— Begin —

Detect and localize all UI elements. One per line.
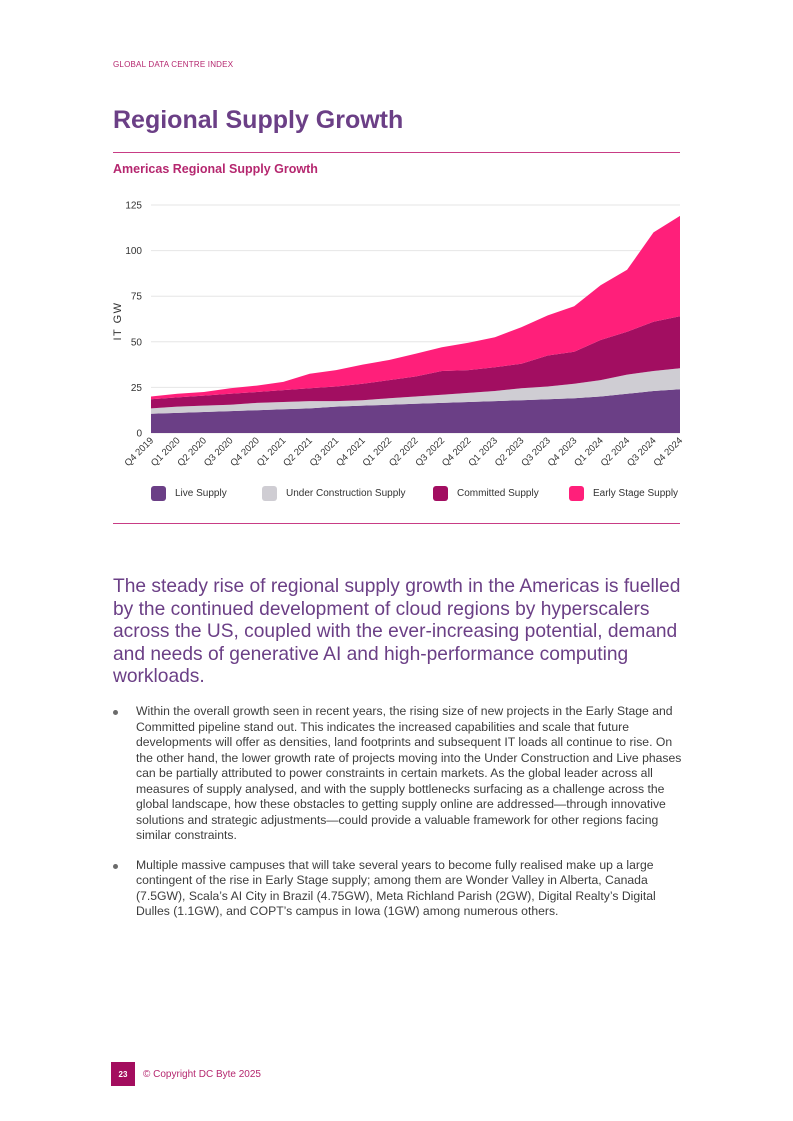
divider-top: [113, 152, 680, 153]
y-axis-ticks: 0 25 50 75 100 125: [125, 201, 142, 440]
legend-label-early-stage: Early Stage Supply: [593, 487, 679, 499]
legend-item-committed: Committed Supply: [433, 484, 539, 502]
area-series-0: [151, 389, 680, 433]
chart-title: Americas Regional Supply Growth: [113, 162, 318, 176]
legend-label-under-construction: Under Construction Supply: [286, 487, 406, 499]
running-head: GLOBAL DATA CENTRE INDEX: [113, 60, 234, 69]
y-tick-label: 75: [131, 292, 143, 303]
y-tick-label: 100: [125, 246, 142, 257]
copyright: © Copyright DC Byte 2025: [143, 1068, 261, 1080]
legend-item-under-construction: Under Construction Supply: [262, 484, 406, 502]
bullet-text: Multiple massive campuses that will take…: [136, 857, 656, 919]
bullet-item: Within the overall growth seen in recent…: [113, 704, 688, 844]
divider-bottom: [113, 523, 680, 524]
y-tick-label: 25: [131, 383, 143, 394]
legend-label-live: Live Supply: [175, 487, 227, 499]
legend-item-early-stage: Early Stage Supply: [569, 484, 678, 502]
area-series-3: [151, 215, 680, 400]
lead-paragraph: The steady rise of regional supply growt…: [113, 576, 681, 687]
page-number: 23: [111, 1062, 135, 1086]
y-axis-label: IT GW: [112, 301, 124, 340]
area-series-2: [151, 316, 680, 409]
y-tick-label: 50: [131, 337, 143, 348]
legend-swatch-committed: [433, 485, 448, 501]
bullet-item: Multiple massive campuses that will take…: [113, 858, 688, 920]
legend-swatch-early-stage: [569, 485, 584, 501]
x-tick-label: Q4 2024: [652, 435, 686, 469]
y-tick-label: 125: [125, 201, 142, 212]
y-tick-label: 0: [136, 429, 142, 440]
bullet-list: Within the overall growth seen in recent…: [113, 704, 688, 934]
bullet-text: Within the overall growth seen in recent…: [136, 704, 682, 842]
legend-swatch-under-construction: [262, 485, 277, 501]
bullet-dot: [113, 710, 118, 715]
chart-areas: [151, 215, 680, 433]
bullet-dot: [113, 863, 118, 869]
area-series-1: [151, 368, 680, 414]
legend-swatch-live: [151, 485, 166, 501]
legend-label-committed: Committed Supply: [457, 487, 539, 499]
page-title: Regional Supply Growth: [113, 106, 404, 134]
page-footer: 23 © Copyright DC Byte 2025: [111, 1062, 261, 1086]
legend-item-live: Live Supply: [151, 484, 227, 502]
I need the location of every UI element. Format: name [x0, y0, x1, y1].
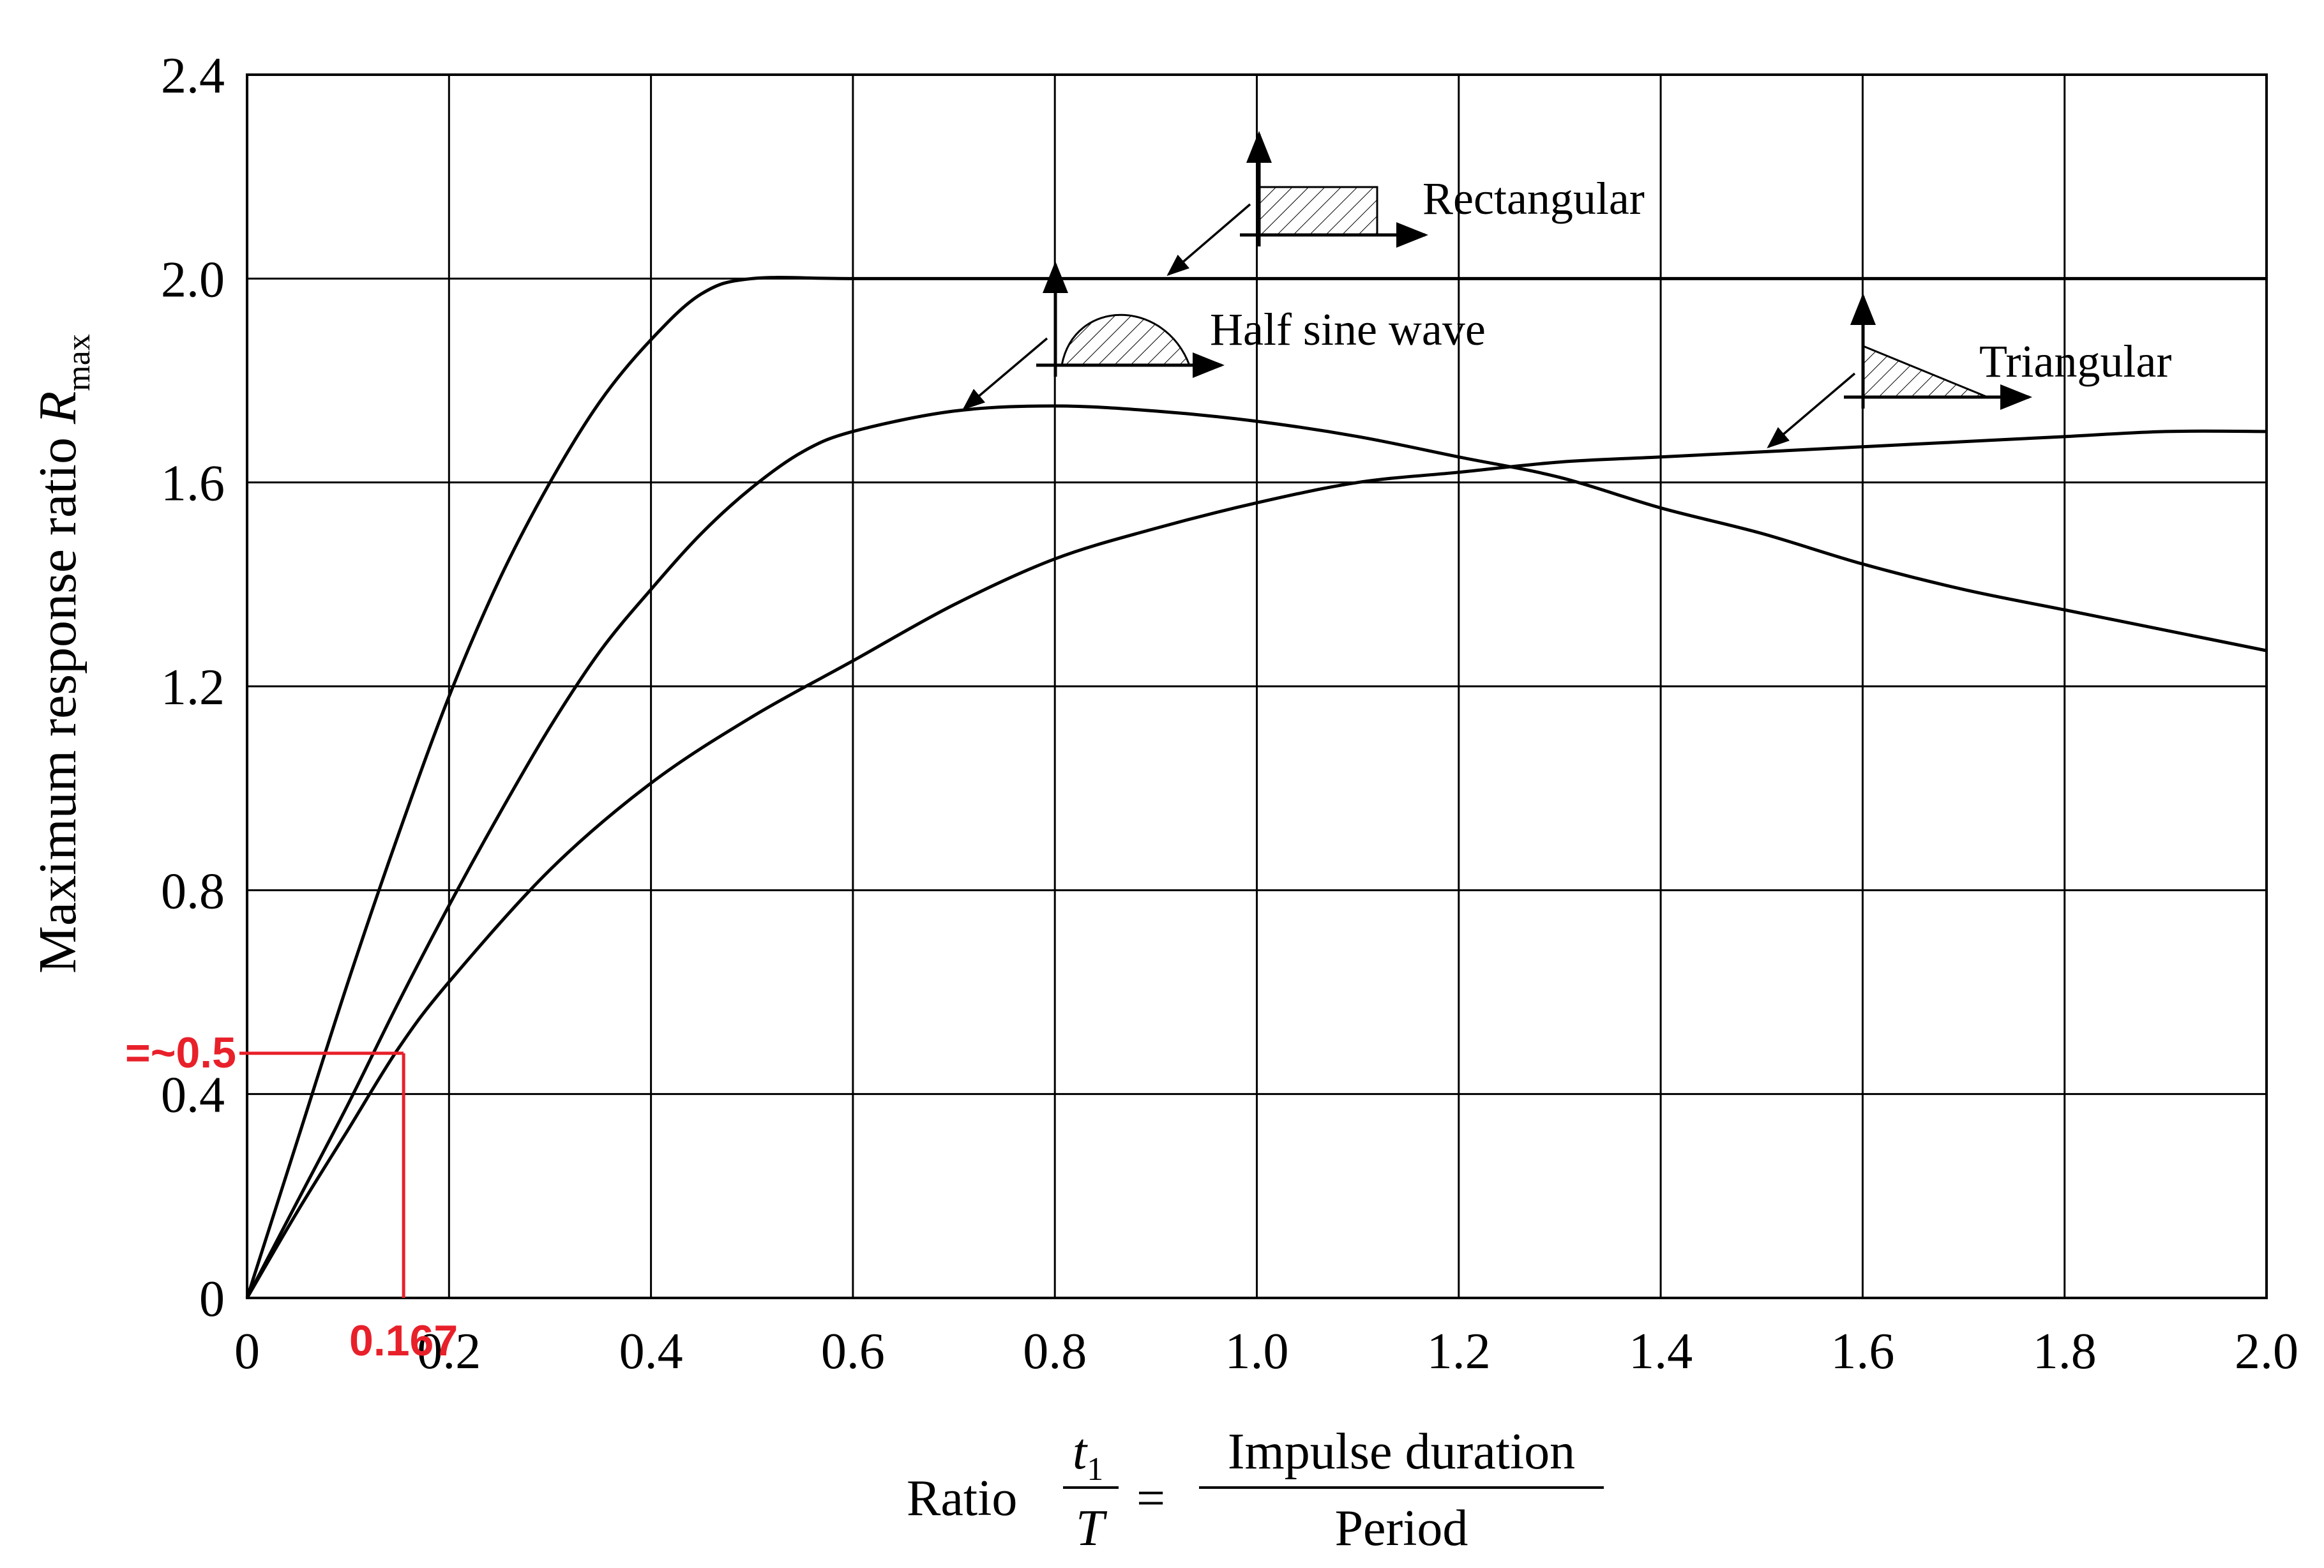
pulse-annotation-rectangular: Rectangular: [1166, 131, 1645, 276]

— End —

- CHALLENGE: Rewrite the lines above as a numbered list, leaving out blank lines and picture placeholders.

- TASK RESULT:
1. Detect and localize all UI elements. One per line.
2. divider-top: [113, 152, 680, 153]
3. y-axis-ticks: 0 25 50 75 100 125: [125, 201, 142, 440]
4. legend-label-early-stage: Early Stage Supply: [593, 487, 679, 499]
5. legend-item-committed: Committed Supply: [433, 484, 539, 502]
6. area-series-0: [151, 389, 680, 433]
7. chart-title: Americas Regional Supply Growth: [113, 162, 318, 176]
8. legend-label-under-construction: Under Construction Supply: [286, 487, 406, 499]
9. running-head: GLOBAL DATA CENTRE INDEX: [113, 60, 234, 69]
10. y-tick-label: 75: [131, 292, 143, 303]
11. y-tick-label: 100: [125, 246, 142, 257]
12. copyright: © Copyright DC Byte 2025: [143, 1068, 261, 1080]
13. legend-item-under-construction: Under Construction Supply: [262, 484, 406, 502]
14. bullet-text: Multiple massive campuses that will take…: [136, 857, 656, 919]
15. bullet-item: Within the overall growth seen in recent…: [113, 704, 688, 844]
16. divider-bottom: [113, 523, 680, 524]
17. y-tick-label: 25: [131, 383, 143, 394]
18. legend-label-live: Live Supply: [175, 487, 227, 499]
19. legend-item-early-stage: Early Stage Supply: [569, 484, 678, 502]
20. area-series-3: [151, 215, 680, 400]
21. lead-paragraph: The steady rise of regional supply growt…: [113, 576, 681, 687]
22. page-number: 23: [111, 1062, 135, 1086]
23. y-axis-label: IT GW: [112, 301, 124, 340]
24. area-series-2: [151, 316, 680, 409]
25. y-tick-label: 50: [131, 337, 143, 348]
26. legend-swatch-committed: [433, 485, 448, 501]
27. bullet-item: Multiple massive campuses that will take…: [113, 858, 688, 920]
28. legend-swatch-early-stage: [569, 485, 584, 501]
29. x-tick-label: Q4 2024: [652, 435, 686, 469]
30. y-tick-label: 125: [125, 201, 142, 212]
31. y-tick-label: 0: [136, 429, 142, 440]
32. bullet-list: Within the overall growth seen in recent…: [113, 704, 688, 934]
33. bullet-text: Within the overall growth seen in recent…: [136, 704, 682, 842]
34. legend-swatch-under-construction: [262, 485, 277, 501]
35. bullet-dot: [113, 710, 118, 715]
36. chart-areas: [151, 215, 680, 433]
37. bullet-dot: [113, 863, 118, 869]
38. area-series-1: [151, 368, 680, 414]
39. legend-swatch-live: [151, 485, 166, 501]
40. legend-label-committed: Committed Supply: [457, 487, 539, 499]
41. page-title: Regional Supply Growth: [113, 106, 404, 134]
42. page-footer: 23 © Copyright DC Byte 2025: [111, 1062, 261, 1086]
43. legend-item-live: Live Supply: [151, 484, 227, 502]
44. I need the location of every UI element. Format: name [x0, y0, x1, y1].
45. pulse-annotation-rectangular: Rectangular: [1166, 131, 1645, 276]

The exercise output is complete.